━━━━━ STORED ROWS
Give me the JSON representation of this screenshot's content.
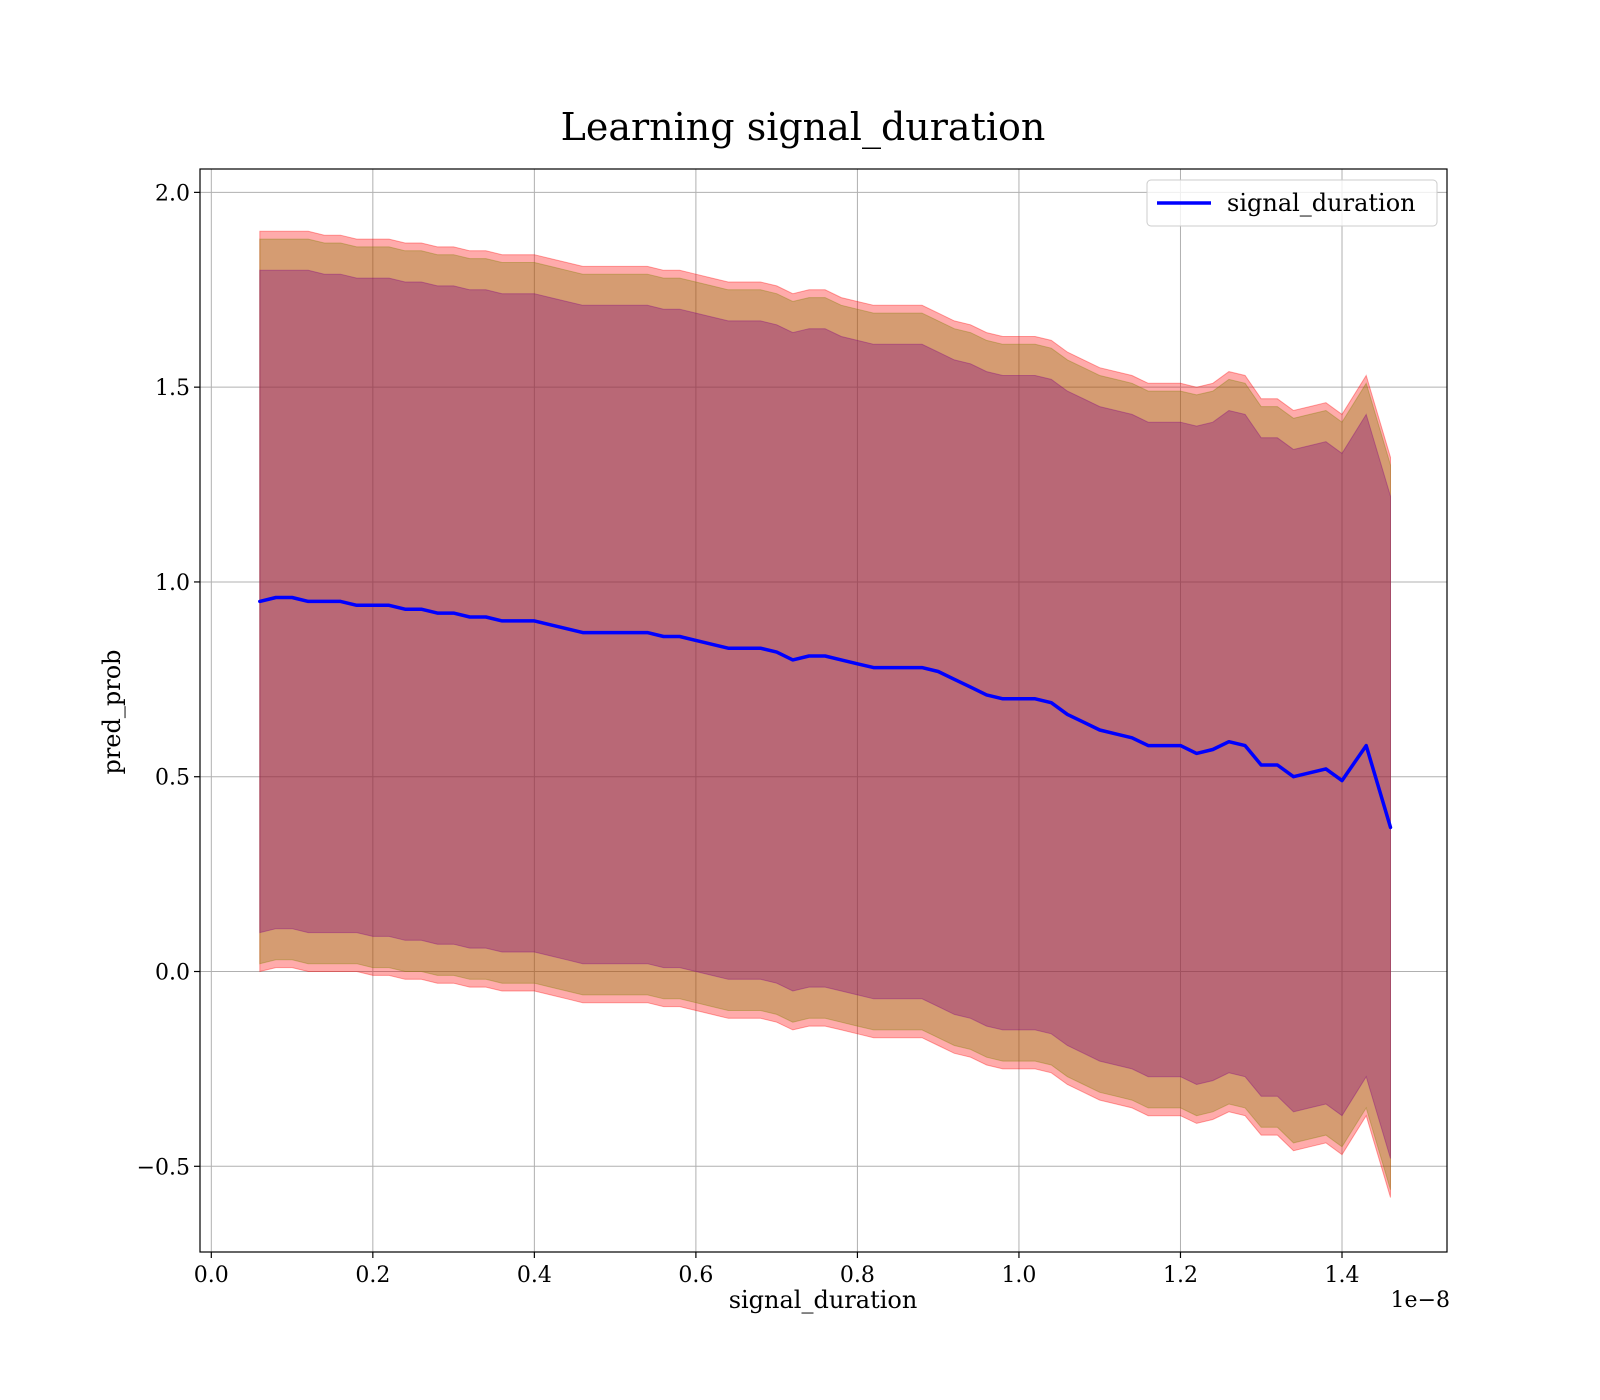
{
  "chart_data": {
    "type": "line",
    "title": "Learning signal_duration",
    "xlabel": "signal_duration",
    "ylabel": "pred_prob",
    "x_offset_label": "1e−8",
    "xlim": [
      -0.014,
      1.53
    ],
    "ylim": [
      -0.72,
      2.06
    ],
    "x_ticks": [
      0.0,
      0.2,
      0.4,
      0.6,
      0.8,
      1.0,
      1.2,
      1.4
    ],
    "x_tick_labels": [
      "0.0",
      "0.2",
      "0.4",
      "0.6",
      "0.8",
      "1.0",
      "1.2",
      "1.4"
    ],
    "y_ticks": [
      -0.5,
      0.0,
      0.5,
      1.0,
      1.5,
      2.0
    ],
    "y_tick_labels": [
      "−0.5",
      "0.0",
      "0.5",
      "1.0",
      "1.5",
      "2.0"
    ],
    "grid": true,
    "legend_position": "upper right",
    "x": [
      0.06,
      0.08,
      0.1,
      0.12,
      0.14,
      0.16,
      0.18,
      0.2,
      0.22,
      0.24,
      0.26,
      0.28,
      0.3,
      0.32,
      0.34,
      0.36,
      0.38,
      0.4,
      0.42,
      0.44,
      0.46,
      0.48,
      0.5,
      0.52,
      0.54,
      0.56,
      0.58,
      0.6,
      0.62,
      0.64,
      0.66,
      0.68,
      0.7,
      0.72,
      0.74,
      0.76,
      0.78,
      0.8,
      0.82,
      0.84,
      0.86,
      0.88,
      0.9,
      0.92,
      0.94,
      0.96,
      0.98,
      1.0,
      1.02,
      1.04,
      1.06,
      1.08,
      1.1,
      1.12,
      1.14,
      1.16,
      1.18,
      1.2,
      1.22,
      1.24,
      1.26,
      1.28,
      1.3,
      1.32,
      1.34,
      1.36,
      1.38,
      1.4,
      1.43,
      1.46
    ],
    "series": [
      {
        "name": "signal_duration",
        "color": "#0000ff",
        "values": [
          0.95,
          0.96,
          0.96,
          0.95,
          0.95,
          0.95,
          0.94,
          0.94,
          0.94,
          0.93,
          0.93,
          0.92,
          0.92,
          0.91,
          0.91,
          0.9,
          0.9,
          0.9,
          0.89,
          0.88,
          0.87,
          0.87,
          0.87,
          0.87,
          0.87,
          0.86,
          0.86,
          0.85,
          0.84,
          0.83,
          0.83,
          0.83,
          0.82,
          0.8,
          0.81,
          0.81,
          0.8,
          0.79,
          0.78,
          0.78,
          0.78,
          0.78,
          0.77,
          0.75,
          0.73,
          0.71,
          0.7,
          0.7,
          0.7,
          0.69,
          0.66,
          0.64,
          0.62,
          0.61,
          0.6,
          0.58,
          0.58,
          0.58,
          0.56,
          0.57,
          0.59,
          0.58,
          0.53,
          0.53,
          0.5,
          0.51,
          0.52,
          0.49,
          0.58,
          0.37
        ]
      }
    ],
    "bands": [
      {
        "color": "#ff0000",
        "opacity": 0.33,
        "upper": [
          1.9,
          1.9,
          1.9,
          1.9,
          1.89,
          1.89,
          1.88,
          1.88,
          1.88,
          1.87,
          1.87,
          1.86,
          1.86,
          1.85,
          1.85,
          1.84,
          1.84,
          1.84,
          1.83,
          1.82,
          1.81,
          1.81,
          1.81,
          1.81,
          1.81,
          1.8,
          1.8,
          1.79,
          1.78,
          1.77,
          1.77,
          1.77,
          1.76,
          1.74,
          1.75,
          1.75,
          1.73,
          1.72,
          1.71,
          1.71,
          1.71,
          1.71,
          1.69,
          1.67,
          1.66,
          1.64,
          1.63,
          1.63,
          1.63,
          1.62,
          1.59,
          1.57,
          1.55,
          1.54,
          1.53,
          1.51,
          1.51,
          1.51,
          1.5,
          1.51,
          1.54,
          1.53,
          1.47,
          1.47,
          1.44,
          1.45,
          1.46,
          1.43,
          1.53,
          1.32
        ],
        "lower": [
          0.0,
          0.01,
          0.01,
          0.0,
          0.0,
          0.0,
          0.0,
          -0.01,
          -0.01,
          -0.02,
          -0.02,
          -0.03,
          -0.03,
          -0.04,
          -0.04,
          -0.05,
          -0.05,
          -0.05,
          -0.06,
          -0.07,
          -0.08,
          -0.08,
          -0.08,
          -0.08,
          -0.08,
          -0.09,
          -0.09,
          -0.1,
          -0.11,
          -0.12,
          -0.12,
          -0.12,
          -0.13,
          -0.15,
          -0.14,
          -0.14,
          -0.15,
          -0.16,
          -0.17,
          -0.17,
          -0.17,
          -0.17,
          -0.19,
          -0.21,
          -0.22,
          -0.24,
          -0.25,
          -0.25,
          -0.25,
          -0.26,
          -0.29,
          -0.31,
          -0.33,
          -0.34,
          -0.35,
          -0.37,
          -0.37,
          -0.37,
          -0.39,
          -0.38,
          -0.36,
          -0.37,
          -0.42,
          -0.42,
          -0.46,
          -0.45,
          -0.44,
          -0.47,
          -0.37,
          -0.58
        ]
      },
      {
        "color": "#808000",
        "opacity": 0.33,
        "upper": [
          1.88,
          1.88,
          1.88,
          1.88,
          1.87,
          1.87,
          1.86,
          1.86,
          1.86,
          1.85,
          1.85,
          1.84,
          1.84,
          1.83,
          1.83,
          1.82,
          1.82,
          1.82,
          1.81,
          1.8,
          1.79,
          1.79,
          1.79,
          1.79,
          1.79,
          1.78,
          1.78,
          1.77,
          1.76,
          1.75,
          1.75,
          1.75,
          1.74,
          1.72,
          1.73,
          1.73,
          1.71,
          1.7,
          1.69,
          1.69,
          1.69,
          1.69,
          1.67,
          1.65,
          1.64,
          1.62,
          1.61,
          1.61,
          1.61,
          1.6,
          1.57,
          1.55,
          1.53,
          1.52,
          1.51,
          1.49,
          1.49,
          1.49,
          1.48,
          1.49,
          1.52,
          1.51,
          1.45,
          1.45,
          1.42,
          1.43,
          1.44,
          1.41,
          1.51,
          1.3
        ],
        "lower": [
          0.02,
          0.03,
          0.03,
          0.02,
          0.02,
          0.02,
          0.02,
          0.01,
          0.01,
          0.0,
          0.0,
          -0.01,
          -0.01,
          -0.02,
          -0.02,
          -0.03,
          -0.03,
          -0.03,
          -0.04,
          -0.05,
          -0.06,
          -0.06,
          -0.06,
          -0.06,
          -0.06,
          -0.07,
          -0.07,
          -0.08,
          -0.09,
          -0.1,
          -0.1,
          -0.1,
          -0.11,
          -0.13,
          -0.12,
          -0.12,
          -0.13,
          -0.14,
          -0.15,
          -0.15,
          -0.15,
          -0.15,
          -0.17,
          -0.19,
          -0.2,
          -0.22,
          -0.23,
          -0.23,
          -0.23,
          -0.24,
          -0.27,
          -0.29,
          -0.31,
          -0.32,
          -0.33,
          -0.35,
          -0.35,
          -0.35,
          -0.37,
          -0.36,
          -0.34,
          -0.35,
          -0.4,
          -0.4,
          -0.44,
          -0.43,
          -0.42,
          -0.45,
          -0.35,
          -0.56
        ]
      },
      {
        "color": "#800080",
        "opacity": 0.33,
        "upper": [
          1.8,
          1.8,
          1.8,
          1.8,
          1.79,
          1.79,
          1.78,
          1.78,
          1.78,
          1.77,
          1.77,
          1.76,
          1.76,
          1.75,
          1.75,
          1.74,
          1.74,
          1.74,
          1.73,
          1.72,
          1.71,
          1.71,
          1.71,
          1.71,
          1.71,
          1.7,
          1.7,
          1.69,
          1.68,
          1.67,
          1.67,
          1.67,
          1.66,
          1.64,
          1.65,
          1.65,
          1.63,
          1.62,
          1.61,
          1.61,
          1.61,
          1.61,
          1.59,
          1.57,
          1.56,
          1.54,
          1.53,
          1.53,
          1.53,
          1.52,
          1.49,
          1.47,
          1.45,
          1.44,
          1.43,
          1.41,
          1.41,
          1.41,
          1.4,
          1.41,
          1.44,
          1.43,
          1.37,
          1.37,
          1.34,
          1.35,
          1.36,
          1.33,
          1.43,
          1.22
        ],
        "lower": [
          0.1,
          0.11,
          0.11,
          0.1,
          0.1,
          0.1,
          0.1,
          0.09,
          0.09,
          0.08,
          0.08,
          0.07,
          0.07,
          0.06,
          0.06,
          0.05,
          0.05,
          0.05,
          0.04,
          0.03,
          0.02,
          0.02,
          0.02,
          0.02,
          0.02,
          0.01,
          0.01,
          0.0,
          -0.01,
          -0.02,
          -0.02,
          -0.02,
          -0.03,
          -0.05,
          -0.04,
          -0.04,
          -0.05,
          -0.06,
          -0.07,
          -0.07,
          -0.07,
          -0.07,
          -0.09,
          -0.11,
          -0.12,
          -0.14,
          -0.15,
          -0.15,
          -0.15,
          -0.16,
          -0.19,
          -0.21,
          -0.23,
          -0.24,
          -0.25,
          -0.27,
          -0.27,
          -0.27,
          -0.29,
          -0.28,
          -0.26,
          -0.27,
          -0.32,
          -0.32,
          -0.36,
          -0.35,
          -0.34,
          -0.37,
          -0.27,
          -0.48
        ]
      }
    ]
  }
}
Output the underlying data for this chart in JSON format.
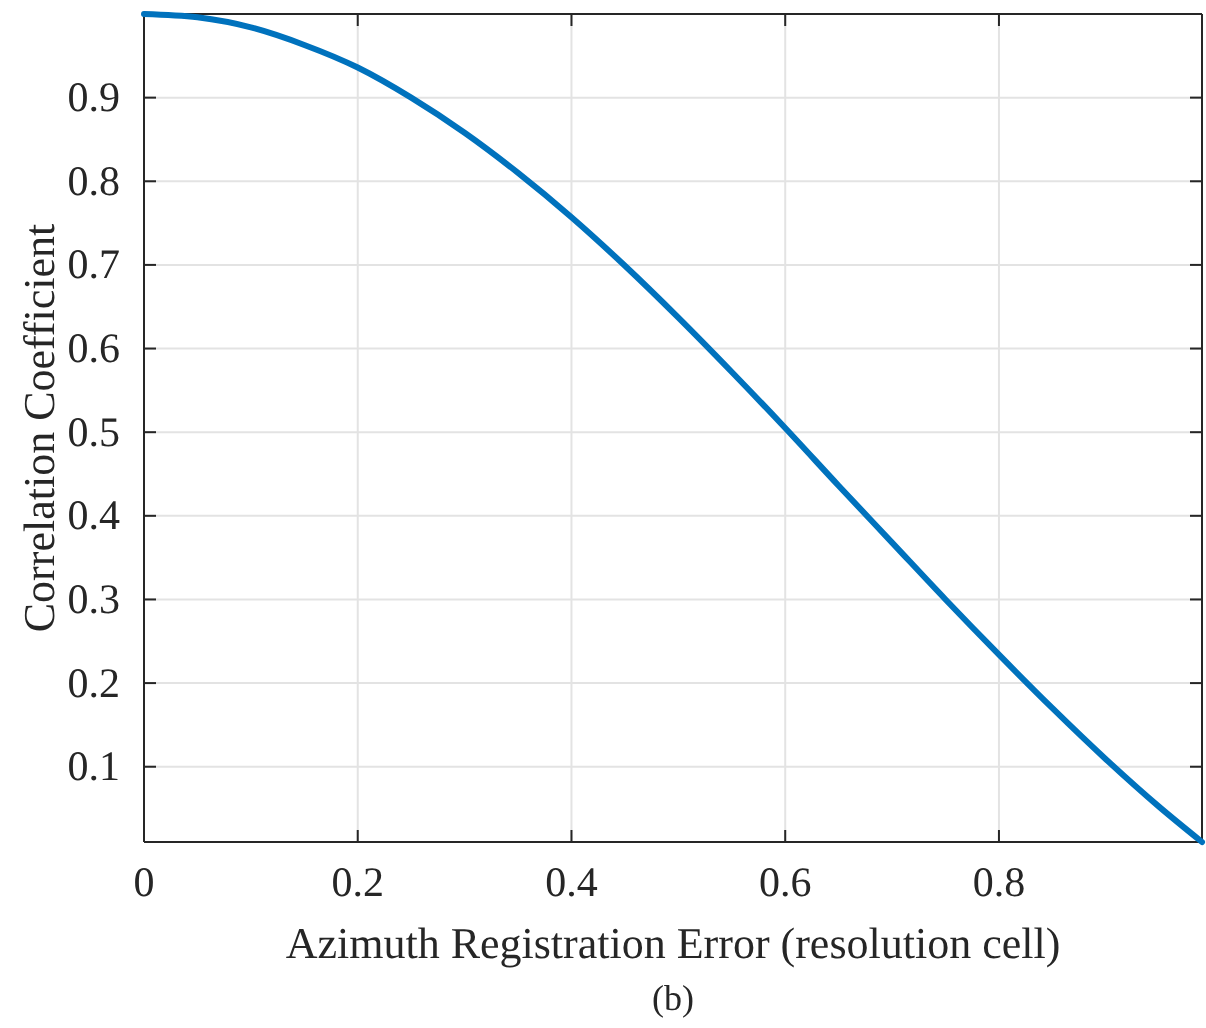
{
  "chart_data": {
    "type": "line",
    "xlabel": "Azimuth Registration Error (resolution cell)",
    "ylabel": "Correlation Coefficient",
    "annotations": [
      "(b)"
    ],
    "x": [
      0,
      0.05,
      0.1,
      0.15,
      0.2,
      0.25,
      0.3,
      0.35,
      0.4,
      0.45,
      0.5,
      0.55,
      0.6,
      0.65,
      0.7,
      0.75,
      0.8,
      0.85,
      0.9,
      0.95,
      0.99
    ],
    "series": [
      {
        "color": "#0072bd",
        "values": [
          1,
          0.996,
          0.984,
          0.963,
          0.936,
          0.9,
          0.858,
          0.81,
          0.757,
          0.699,
          0.637,
          0.572,
          0.505,
          0.436,
          0.368,
          0.3,
          0.234,
          0.17,
          0.109,
          0.052,
          0.01
        ]
      }
    ],
    "xlim": [
      0,
      0.99
    ],
    "ylim": [
      0.01,
      1
    ],
    "xticks": [
      0,
      0.2,
      0.4,
      0.6,
      0.8
    ],
    "yticks": [
      0.1,
      0.2,
      0.3,
      0.4,
      0.5,
      0.6,
      0.7,
      0.8,
      0.9
    ],
    "grid": true
  }
}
━━━━━━━━━━
EXERCISE REQUIREMENTS
Look for the word "JSON" and return every line where it occurs.

EXERCISE RESULT
Give me the JSON representation of this screenshot's content.
Output the underlying data for this chart in JSON format.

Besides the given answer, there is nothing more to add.